### AIM OF THE EXERCISE
Nothing other than the lines from the one containing "What text is on this page?" through the close of the entries below should be printed, each exactly.

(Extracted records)
::::::::

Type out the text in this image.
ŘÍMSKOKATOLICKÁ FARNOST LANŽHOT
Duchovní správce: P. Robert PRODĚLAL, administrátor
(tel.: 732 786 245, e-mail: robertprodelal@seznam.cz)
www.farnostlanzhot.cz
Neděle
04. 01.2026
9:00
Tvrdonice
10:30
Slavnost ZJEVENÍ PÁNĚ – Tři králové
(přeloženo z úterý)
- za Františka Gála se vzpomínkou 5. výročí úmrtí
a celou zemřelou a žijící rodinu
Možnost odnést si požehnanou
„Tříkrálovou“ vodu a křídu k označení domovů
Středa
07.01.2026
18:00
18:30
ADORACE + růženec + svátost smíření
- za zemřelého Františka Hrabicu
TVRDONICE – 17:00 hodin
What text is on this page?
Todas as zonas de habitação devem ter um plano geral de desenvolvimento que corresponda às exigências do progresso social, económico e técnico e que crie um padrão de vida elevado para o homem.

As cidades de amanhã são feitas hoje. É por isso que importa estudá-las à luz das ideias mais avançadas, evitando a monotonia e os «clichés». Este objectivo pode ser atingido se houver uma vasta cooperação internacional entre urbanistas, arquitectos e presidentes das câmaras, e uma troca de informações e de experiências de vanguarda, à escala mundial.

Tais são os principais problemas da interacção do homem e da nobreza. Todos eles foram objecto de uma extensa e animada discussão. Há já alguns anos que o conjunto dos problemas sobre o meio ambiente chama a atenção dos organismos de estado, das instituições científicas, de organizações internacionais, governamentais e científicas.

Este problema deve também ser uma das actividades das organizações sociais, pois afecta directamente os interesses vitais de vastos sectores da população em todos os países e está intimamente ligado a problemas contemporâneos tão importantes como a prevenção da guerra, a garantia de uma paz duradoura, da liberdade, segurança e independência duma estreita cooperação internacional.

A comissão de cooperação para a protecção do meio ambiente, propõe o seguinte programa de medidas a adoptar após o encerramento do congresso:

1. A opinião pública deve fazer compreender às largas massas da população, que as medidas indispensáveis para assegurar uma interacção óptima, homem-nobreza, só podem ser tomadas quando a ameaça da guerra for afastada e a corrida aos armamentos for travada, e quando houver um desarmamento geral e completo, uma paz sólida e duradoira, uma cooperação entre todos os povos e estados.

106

::::::::

### ANSWER
What text is on this page?
Todas as zonas de habitação devem ter um plano geral de desenvolvimento que corresponda às exigências do progresso social, económico e técnico e que crie um padrão de vida elevado para o homem.

As cidades de amanhã são feitas hoje. É por isso que importa estudá-las à luz das ideias mais avançadas, evitando a monotonia e os «clichés». Este objectivo pode ser atingido se houver uma vasta cooperação internacional entre urbanistas, arquitectos e presidentes das câmaras, e uma troca de informações e de experiências de vanguarda, à escala mundial.

Tais são os principais problemas da interacção do homem e da nobreza. Todos eles foram objecto de uma extensa e animada discussão. Há já alguns anos que o conjunto dos problemas sobre o meio ambiente chama a atenção dos organismos de estado, das instituições científicas, de organizações internacionais, governamentais e científicas.

Este problema deve também ser uma das actividades das organizações sociais, pois afecta directamente os interesses vitais de vastos sectores da população em todos os países e está intimamente ligado a problemas contemporâneos tão importantes como a prevenção da guerra, a garantia de uma paz duradoura, da liberdade, segurança e independência duma estreita cooperação internacional.

A comissão de cooperação para a protecção do meio ambiente, propõe o seguinte programa de medidas a adoptar após o encerramento do congresso:

1. A opinião pública deve fazer compreender às largas massas da população, que as medidas indispensáveis para assegurar uma interacção óptima, homem-nobreza, só podem ser tomadas quando a ameaça da guerra for afastada e a corrida aos armamentos for travada, e quando houver um desarmamento geral e completo, uma paz sólida e duradoira, uma cooperação entre todos os povos e estados.

106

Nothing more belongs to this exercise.